Exercise details
Look over the entries that follow and work out how many lines contain "chân". State the number only.

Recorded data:
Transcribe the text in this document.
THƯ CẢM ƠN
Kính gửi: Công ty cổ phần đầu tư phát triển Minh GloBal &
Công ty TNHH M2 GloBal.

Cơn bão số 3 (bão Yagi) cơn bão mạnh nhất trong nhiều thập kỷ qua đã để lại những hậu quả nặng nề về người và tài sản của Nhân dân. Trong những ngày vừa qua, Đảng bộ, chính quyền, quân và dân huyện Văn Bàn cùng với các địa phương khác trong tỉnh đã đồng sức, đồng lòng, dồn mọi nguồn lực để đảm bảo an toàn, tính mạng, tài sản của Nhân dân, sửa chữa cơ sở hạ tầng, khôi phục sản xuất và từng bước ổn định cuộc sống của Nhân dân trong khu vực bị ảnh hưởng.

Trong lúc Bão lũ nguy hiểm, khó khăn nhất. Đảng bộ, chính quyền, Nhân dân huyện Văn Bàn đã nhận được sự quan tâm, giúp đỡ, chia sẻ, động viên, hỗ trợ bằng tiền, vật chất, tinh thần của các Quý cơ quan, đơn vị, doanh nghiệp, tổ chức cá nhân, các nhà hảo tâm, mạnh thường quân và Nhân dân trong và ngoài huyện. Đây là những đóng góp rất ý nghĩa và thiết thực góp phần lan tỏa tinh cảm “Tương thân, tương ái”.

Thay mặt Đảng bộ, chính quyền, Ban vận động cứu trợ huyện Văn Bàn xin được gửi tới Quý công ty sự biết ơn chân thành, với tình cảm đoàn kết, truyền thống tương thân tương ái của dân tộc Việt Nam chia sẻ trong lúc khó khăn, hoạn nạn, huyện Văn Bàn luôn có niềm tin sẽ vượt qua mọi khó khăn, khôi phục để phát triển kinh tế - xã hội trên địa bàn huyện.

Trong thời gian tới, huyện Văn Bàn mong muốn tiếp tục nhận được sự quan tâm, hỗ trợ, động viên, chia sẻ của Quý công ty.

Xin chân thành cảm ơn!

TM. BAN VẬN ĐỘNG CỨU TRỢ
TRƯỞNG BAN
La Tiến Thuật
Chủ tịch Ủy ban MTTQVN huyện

Right answer
2